──────── EXERCISE MATERIAL ────────

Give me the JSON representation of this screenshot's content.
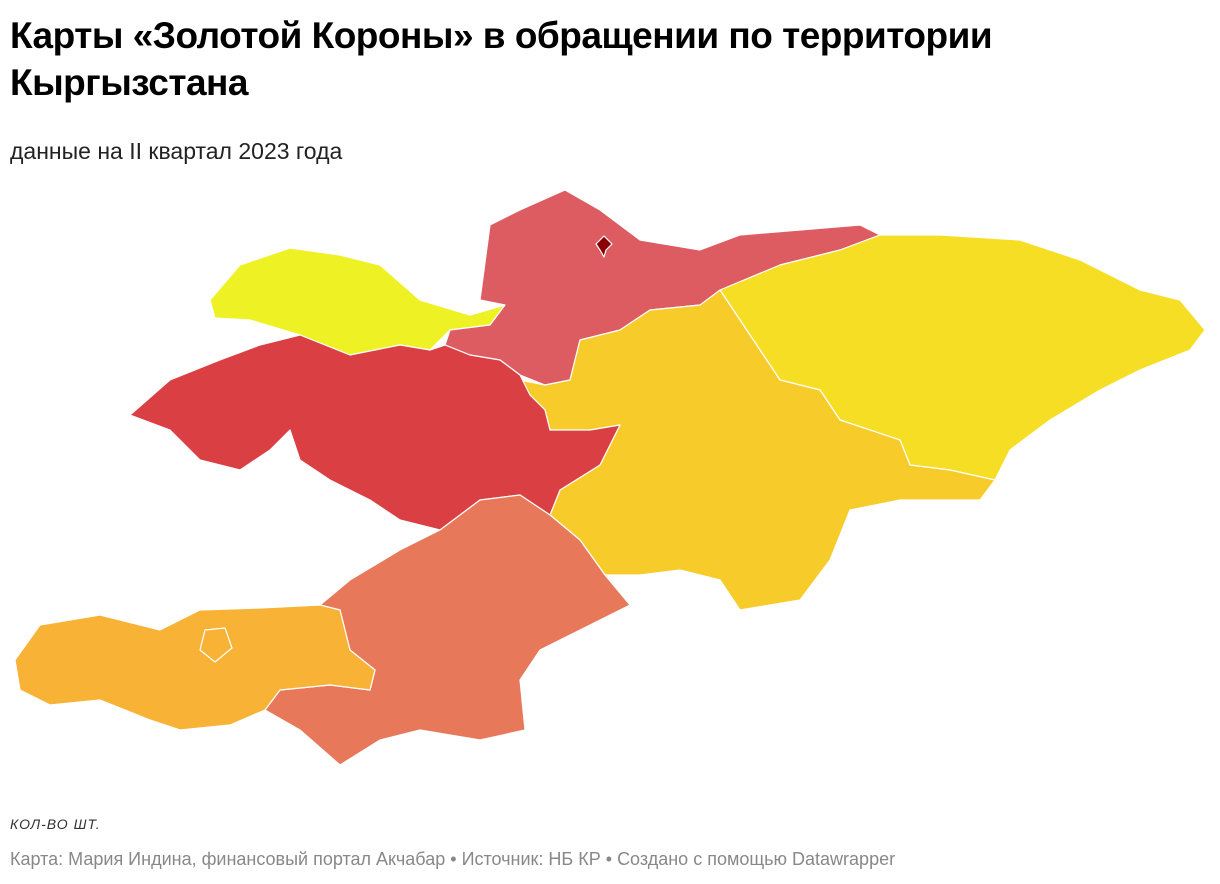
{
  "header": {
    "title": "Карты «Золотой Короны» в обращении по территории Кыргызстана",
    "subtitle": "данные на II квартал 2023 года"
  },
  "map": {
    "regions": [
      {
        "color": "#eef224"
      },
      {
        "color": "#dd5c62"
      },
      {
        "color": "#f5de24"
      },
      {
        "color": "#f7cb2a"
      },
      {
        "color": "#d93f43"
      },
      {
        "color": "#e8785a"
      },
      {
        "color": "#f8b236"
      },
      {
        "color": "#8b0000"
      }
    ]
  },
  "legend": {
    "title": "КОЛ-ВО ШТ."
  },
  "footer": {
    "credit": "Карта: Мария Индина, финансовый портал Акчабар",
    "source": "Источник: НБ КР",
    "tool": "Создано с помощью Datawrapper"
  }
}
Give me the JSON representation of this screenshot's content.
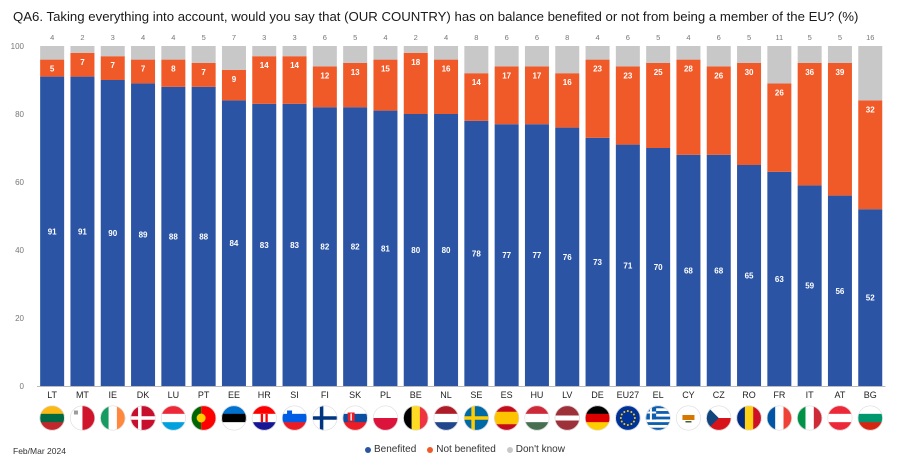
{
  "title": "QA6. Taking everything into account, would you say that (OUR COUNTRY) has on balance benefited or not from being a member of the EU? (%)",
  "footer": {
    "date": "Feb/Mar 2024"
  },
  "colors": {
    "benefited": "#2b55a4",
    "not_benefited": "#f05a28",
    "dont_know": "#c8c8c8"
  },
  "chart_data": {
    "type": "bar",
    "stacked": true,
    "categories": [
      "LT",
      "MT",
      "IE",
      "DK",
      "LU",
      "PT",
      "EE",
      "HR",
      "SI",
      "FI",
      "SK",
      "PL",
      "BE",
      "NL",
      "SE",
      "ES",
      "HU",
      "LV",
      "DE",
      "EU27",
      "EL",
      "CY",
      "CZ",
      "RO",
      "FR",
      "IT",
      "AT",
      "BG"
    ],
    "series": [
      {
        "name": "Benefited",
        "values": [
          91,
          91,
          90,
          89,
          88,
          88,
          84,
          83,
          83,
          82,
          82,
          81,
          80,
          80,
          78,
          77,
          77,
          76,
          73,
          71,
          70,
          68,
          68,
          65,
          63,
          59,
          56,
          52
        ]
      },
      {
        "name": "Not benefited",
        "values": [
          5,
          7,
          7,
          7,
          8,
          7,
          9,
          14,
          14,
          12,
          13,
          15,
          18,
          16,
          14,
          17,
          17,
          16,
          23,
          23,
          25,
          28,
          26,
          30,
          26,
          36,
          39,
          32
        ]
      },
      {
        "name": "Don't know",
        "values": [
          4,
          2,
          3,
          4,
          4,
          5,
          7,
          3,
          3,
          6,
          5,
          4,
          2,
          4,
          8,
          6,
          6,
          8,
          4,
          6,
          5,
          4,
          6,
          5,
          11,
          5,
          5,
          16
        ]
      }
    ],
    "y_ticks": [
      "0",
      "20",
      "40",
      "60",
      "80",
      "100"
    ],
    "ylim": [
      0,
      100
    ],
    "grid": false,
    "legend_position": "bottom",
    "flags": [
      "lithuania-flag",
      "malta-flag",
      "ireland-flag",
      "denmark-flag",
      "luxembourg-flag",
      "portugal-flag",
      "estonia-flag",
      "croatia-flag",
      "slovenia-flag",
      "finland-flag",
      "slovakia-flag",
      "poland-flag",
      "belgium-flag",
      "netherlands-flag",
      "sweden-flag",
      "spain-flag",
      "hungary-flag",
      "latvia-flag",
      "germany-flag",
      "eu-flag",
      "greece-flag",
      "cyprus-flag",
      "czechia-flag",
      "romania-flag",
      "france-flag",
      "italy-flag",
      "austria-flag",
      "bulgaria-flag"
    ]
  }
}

────────

All of the entries above should be duplicated exactly, except for the pictures.

▶ **RESULT FOR THIS EXERCISE**:
Give me the JSON representation of this screenshot's content.
{
  "header": {
    "title": "Карты «Золотой Короны» в обращении по территории Кыргызстана",
    "subtitle": "данные на II квартал 2023 года"
  },
  "map": {
    "regions": [
      {
        "color": "#eef224"
      },
      {
        "color": "#dd5c62"
      },
      {
        "color": "#f5de24"
      },
      {
        "color": "#f7cb2a"
      },
      {
        "color": "#d93f43"
      },
      {
        "color": "#e8785a"
      },
      {
        "color": "#f8b236"
      },
      {
        "color": "#8b0000"
      }
    ]
  },
  "legend": {
    "title": "КОЛ-ВО ШТ."
  },
  "footer": {
    "credit": "Карта: Мария Индина, финансовый портал Акчабар",
    "source": "Источник: НБ КР",
    "tool": "Создано с помощью Datawrapper"
  }
}
Give me the JSON representation of this screenshot's content.
{
  "title": "QA6. Taking everything into account, would you say that (OUR COUNTRY) has on balance benefited or not from being a member of the EU? (%)",
  "footer": {
    "date": "Feb/Mar 2024"
  },
  "colors": {
    "benefited": "#2b55a4",
    "not_benefited": "#f05a28",
    "dont_know": "#c8c8c8"
  },
  "chart_data": {
    "type": "bar",
    "stacked": true,
    "categories": [
      "LT",
      "MT",
      "IE",
      "DK",
      "LU",
      "PT",
      "EE",
      "HR",
      "SI",
      "FI",
      "SK",
      "PL",
      "BE",
      "NL",
      "SE",
      "ES",
      "HU",
      "LV",
      "DE",
      "EU27",
      "EL",
      "CY",
      "CZ",
      "RO",
      "FR",
      "IT",
      "AT",
      "BG"
    ],
    "series": [
      {
        "name": "Benefited",
        "values": [
          91,
          91,
          90,
          89,
          88,
          88,
          84,
          83,
          83,
          82,
          82,
          81,
          80,
          80,
          78,
          77,
          77,
          76,
          73,
          71,
          70,
          68,
          68,
          65,
          63,
          59,
          56,
          52
        ]
      },
      {
        "name": "Not benefited",
        "values": [
          5,
          7,
          7,
          7,
          8,
          7,
          9,
          14,
          14,
          12,
          13,
          15,
          18,
          16,
          14,
          17,
          17,
          16,
          23,
          23,
          25,
          28,
          26,
          30,
          26,
          36,
          39,
          32
        ]
      },
      {
        "name": "Don't know",
        "values": [
          4,
          2,
          3,
          4,
          4,
          5,
          7,
          3,
          3,
          6,
          5,
          4,
          2,
          4,
          8,
          6,
          6,
          8,
          4,
          6,
          5,
          4,
          6,
          5,
          11,
          5,
          5,
          16
        ]
      }
    ],
    "y_ticks": [
      "0",
      "20",
      "40",
      "60",
      "80",
      "100"
    ],
    "ylim": [
      0,
      100
    ],
    "grid": false,
    "legend_position": "bottom",
    "flags": [
      "lithuania-flag",
      "malta-flag",
      "ireland-flag",
      "denmark-flag",
      "luxembourg-flag",
      "portugal-flag",
      "estonia-flag",
      "croatia-flag",
      "slovenia-flag",
      "finland-flag",
      "slovakia-flag",
      "poland-flag",
      "belgium-flag",
      "netherlands-flag",
      "sweden-flag",
      "spain-flag",
      "hungary-flag",
      "latvia-flag",
      "germany-flag",
      "eu-flag",
      "greece-flag",
      "cyprus-flag",
      "czechia-flag",
      "romania-flag",
      "france-flag",
      "italy-flag",
      "austria-flag",
      "bulgaria-flag"
    ]
  }
}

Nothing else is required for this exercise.